STATED GOAL 1: Reproduce the passage below on group interaction and estimation accuracy word for word, in full.

READING TEXT:
════════════════
In line with our assumptions, the results of our experiments provide evidence for socially induced learning processes as a consequence of group interaction on quantitative estimation tasks. The estimates of superior group members served as a benchmark towards which the inferior group members adjusted their subsequent individual estimates. More precisely, group members reduced their metric but not their mapping error. Importantly, the individual increases in accuracy remained stable even if we disbanded groups after their first group discussion. Since participants in the nominal group condition were not able to enhance their performance over time, the aforementioned result can be interpreted as unequivocal evidence for G-I transfer. Furthermore, additional group interactions did not lead to further increases in individual accuracy, suggesting that groups were able to exchange all information necessary to induce this G-I transfer during their first group discussion. Beyond that, we found first evidence that after group members benefitted from G-I transfer groups are indeed able to assign more weight to more accurate judgments under certain circumstances. We will get back to this finding after having discussed our central results regarding G-I transfer.
════════════════
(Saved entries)
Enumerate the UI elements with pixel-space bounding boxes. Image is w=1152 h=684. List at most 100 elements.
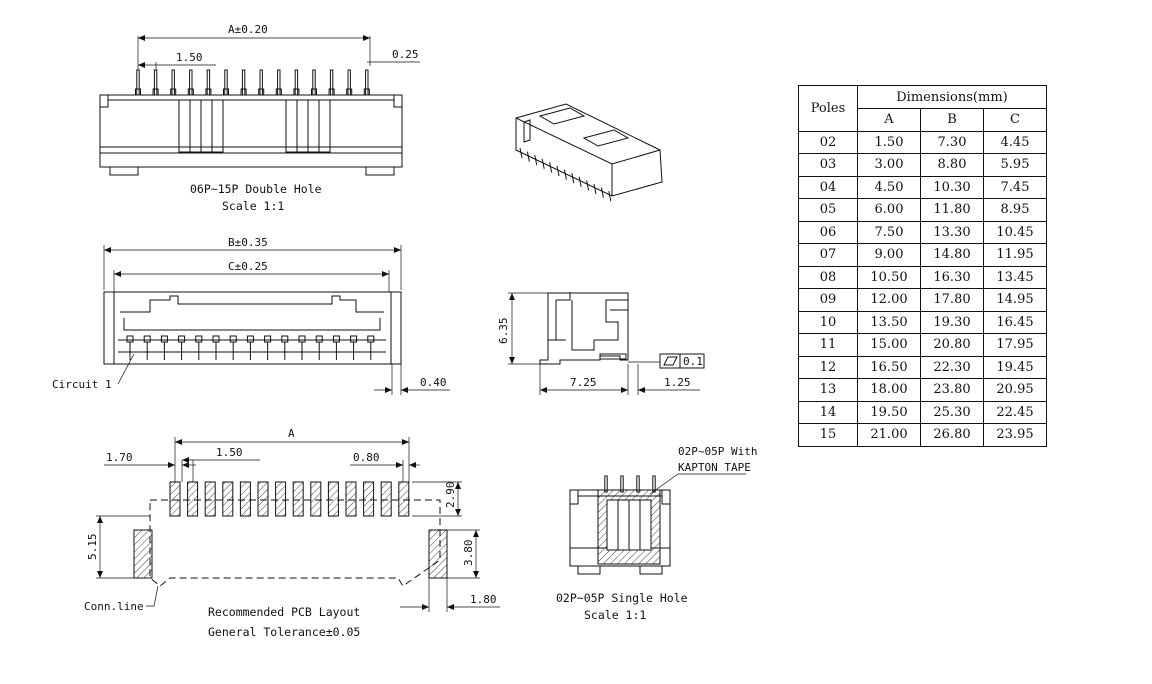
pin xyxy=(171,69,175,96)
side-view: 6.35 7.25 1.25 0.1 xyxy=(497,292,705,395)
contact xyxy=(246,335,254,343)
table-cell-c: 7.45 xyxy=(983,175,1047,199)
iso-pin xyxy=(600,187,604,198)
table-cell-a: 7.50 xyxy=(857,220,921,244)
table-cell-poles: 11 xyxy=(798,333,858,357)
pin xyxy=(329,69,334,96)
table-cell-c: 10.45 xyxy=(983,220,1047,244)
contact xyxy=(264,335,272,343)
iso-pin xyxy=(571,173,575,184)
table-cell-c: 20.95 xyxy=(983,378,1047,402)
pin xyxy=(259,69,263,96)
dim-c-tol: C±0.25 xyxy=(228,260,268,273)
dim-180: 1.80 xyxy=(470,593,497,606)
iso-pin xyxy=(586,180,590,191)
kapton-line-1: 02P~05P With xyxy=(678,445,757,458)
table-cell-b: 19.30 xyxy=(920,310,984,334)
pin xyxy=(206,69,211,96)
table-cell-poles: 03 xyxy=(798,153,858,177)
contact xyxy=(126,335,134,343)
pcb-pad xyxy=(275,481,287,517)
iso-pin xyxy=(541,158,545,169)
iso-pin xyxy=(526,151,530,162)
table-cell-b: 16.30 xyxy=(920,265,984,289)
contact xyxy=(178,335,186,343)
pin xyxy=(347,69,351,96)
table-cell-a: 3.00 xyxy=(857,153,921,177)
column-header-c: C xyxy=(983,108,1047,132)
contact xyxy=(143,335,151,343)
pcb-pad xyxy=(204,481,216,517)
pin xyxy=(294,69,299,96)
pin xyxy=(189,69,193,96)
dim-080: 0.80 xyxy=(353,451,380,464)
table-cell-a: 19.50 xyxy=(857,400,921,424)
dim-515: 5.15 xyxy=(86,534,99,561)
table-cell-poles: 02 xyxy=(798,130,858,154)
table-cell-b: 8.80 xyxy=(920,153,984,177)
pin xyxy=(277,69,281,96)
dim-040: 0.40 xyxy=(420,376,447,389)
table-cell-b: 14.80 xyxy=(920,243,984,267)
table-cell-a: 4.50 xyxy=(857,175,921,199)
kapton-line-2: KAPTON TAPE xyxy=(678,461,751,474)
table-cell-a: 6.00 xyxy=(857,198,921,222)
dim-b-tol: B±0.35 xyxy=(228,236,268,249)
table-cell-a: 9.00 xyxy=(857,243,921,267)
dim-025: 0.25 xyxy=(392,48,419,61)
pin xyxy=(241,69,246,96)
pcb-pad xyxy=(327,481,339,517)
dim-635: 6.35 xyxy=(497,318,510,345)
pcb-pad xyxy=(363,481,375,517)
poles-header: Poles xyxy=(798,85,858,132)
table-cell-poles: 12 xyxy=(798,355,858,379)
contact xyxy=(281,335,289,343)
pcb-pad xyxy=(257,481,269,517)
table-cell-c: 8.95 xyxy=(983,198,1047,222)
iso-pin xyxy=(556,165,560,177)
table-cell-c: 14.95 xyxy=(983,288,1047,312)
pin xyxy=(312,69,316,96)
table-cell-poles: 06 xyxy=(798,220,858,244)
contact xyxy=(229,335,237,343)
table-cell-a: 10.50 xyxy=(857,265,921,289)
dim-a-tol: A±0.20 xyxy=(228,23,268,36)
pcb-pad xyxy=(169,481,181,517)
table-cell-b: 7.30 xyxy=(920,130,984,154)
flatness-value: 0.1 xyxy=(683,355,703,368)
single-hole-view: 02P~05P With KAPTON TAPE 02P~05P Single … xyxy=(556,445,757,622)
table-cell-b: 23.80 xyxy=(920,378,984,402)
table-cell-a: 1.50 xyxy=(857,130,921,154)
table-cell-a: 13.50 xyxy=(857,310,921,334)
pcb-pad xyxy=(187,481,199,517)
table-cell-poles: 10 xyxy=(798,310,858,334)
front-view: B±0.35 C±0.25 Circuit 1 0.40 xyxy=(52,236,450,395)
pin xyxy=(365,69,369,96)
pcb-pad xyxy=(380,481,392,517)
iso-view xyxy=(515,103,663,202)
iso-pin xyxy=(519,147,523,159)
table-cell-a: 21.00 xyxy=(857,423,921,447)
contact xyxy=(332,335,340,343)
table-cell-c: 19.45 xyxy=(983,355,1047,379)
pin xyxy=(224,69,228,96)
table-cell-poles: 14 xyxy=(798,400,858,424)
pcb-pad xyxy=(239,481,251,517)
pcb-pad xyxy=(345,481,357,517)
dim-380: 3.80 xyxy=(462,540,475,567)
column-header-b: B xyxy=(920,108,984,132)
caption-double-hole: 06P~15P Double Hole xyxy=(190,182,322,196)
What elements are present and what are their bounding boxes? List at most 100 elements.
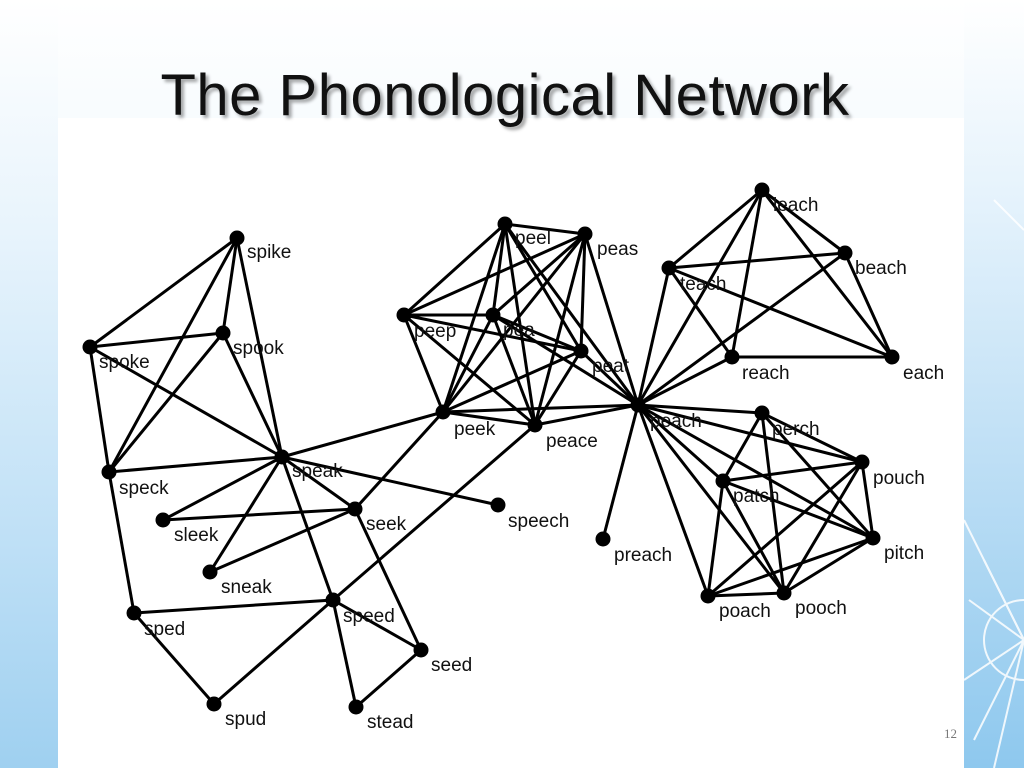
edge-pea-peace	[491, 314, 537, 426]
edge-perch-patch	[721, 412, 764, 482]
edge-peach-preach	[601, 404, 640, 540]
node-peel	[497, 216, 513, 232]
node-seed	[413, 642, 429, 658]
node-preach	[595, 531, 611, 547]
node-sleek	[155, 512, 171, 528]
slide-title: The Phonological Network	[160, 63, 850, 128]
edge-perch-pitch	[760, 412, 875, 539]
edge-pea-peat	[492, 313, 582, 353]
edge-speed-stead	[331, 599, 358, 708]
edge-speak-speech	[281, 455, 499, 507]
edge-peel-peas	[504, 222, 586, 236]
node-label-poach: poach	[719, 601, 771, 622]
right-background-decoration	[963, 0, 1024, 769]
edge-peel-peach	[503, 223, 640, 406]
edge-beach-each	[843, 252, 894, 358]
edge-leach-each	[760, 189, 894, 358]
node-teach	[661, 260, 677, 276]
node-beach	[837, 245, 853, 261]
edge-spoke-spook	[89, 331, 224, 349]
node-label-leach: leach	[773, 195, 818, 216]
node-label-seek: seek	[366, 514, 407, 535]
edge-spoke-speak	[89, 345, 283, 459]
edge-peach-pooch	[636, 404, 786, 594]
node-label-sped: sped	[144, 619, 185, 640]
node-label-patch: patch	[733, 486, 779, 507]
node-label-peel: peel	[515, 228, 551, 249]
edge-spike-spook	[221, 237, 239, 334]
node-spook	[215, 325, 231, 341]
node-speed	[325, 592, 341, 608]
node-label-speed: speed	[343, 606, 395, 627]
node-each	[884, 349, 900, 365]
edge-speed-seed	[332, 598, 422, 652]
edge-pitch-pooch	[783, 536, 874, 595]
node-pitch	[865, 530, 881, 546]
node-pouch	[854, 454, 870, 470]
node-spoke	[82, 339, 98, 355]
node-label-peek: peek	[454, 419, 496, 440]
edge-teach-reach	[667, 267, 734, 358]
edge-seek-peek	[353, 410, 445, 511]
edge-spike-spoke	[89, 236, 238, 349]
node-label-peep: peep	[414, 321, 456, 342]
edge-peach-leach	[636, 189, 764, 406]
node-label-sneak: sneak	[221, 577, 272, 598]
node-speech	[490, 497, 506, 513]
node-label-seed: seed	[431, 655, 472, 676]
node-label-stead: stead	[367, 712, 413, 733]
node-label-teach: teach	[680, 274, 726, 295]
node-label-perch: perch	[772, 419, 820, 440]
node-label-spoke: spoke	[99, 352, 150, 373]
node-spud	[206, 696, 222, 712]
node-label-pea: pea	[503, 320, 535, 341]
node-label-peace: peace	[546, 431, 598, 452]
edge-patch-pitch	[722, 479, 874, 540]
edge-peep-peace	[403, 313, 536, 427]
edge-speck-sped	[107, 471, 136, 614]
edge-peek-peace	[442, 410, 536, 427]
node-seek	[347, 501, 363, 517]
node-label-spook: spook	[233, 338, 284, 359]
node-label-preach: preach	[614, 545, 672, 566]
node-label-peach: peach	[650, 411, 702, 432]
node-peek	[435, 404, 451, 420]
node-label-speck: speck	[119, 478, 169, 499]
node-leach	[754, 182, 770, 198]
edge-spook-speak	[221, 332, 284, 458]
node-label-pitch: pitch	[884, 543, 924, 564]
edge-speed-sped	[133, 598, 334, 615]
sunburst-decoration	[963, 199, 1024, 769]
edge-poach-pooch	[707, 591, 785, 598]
════════════════
STATED GOAL 2: From the records above, pull out the lines from the one containing "pin xyxy=(171,69,175,96)" through the one containing "iso-pin xyxy=(541,158,545,169)", inclusive, and copy them without any change.

WORKED SOLUTION 1:
In line with our assumptions, the results of our experiments provide evidence for socially induced learning processes as a consequence of group interaction on quantitative estimation tasks. The estimates of superior group members served as a benchmark towards which the inferior group members adjusted their subsequent individual estimates. More precisely, group members reduced their metric but not their mapping error. Importantly, the individual increases in accuracy remained stable even if we disbanded groups after their first group discussion. Since participants in the nominal group condition were not able to enhance their performance over time, the aforementioned result can be interpreted as unequivocal evidence for G-I transfer. Furthermore, additional group interactions did not lead to further increases in individual accuracy, suggesting that groups were able to exchange all information necessary to induce this G-I transfer during their first group discussion. Beyond that, we found first evidence that after group members benefitted from G-I transfer groups are indeed able to assign more weight to more accurate judgments under certain circumstances. We will get back to this finding after having discussed our central results regarding G-I transfer.

WORKED SOLUTION 2:
pin xyxy=(171,69,175,96)
side-view: 6.35 7.25 1.25 0.1 xyxy=(497,292,705,395)
contact xyxy=(246,335,254,343)
table-cell-c: 7.45 xyxy=(983,175,1047,199)
iso-pin xyxy=(600,187,604,198)
table-cell-a: 7.50 xyxy=(857,220,921,244)
table-cell-poles: 11 xyxy=(798,333,858,357)
pin xyxy=(329,69,334,96)
table-cell-c: 10.45 xyxy=(983,220,1047,244)
contact xyxy=(264,335,272,343)
iso-pin xyxy=(571,173,575,184)
table-cell-c: 20.95 xyxy=(983,378,1047,402)
pin xyxy=(259,69,263,96)
dim-c-tol: C±0.25 xyxy=(228,260,268,273)
dim-180: 1.80 xyxy=(470,593,497,606)
iso-pin xyxy=(586,180,590,191)
kapton-line-1: 02P~05P With xyxy=(678,445,757,458)
table-cell-b: 19.30 xyxy=(920,310,984,334)
pin xyxy=(206,69,211,96)
table-cell-poles: 03 xyxy=(798,153,858,177)
contact xyxy=(126,335,134,343)
pcb-pad xyxy=(275,481,287,517)
iso-pin xyxy=(541,158,545,169)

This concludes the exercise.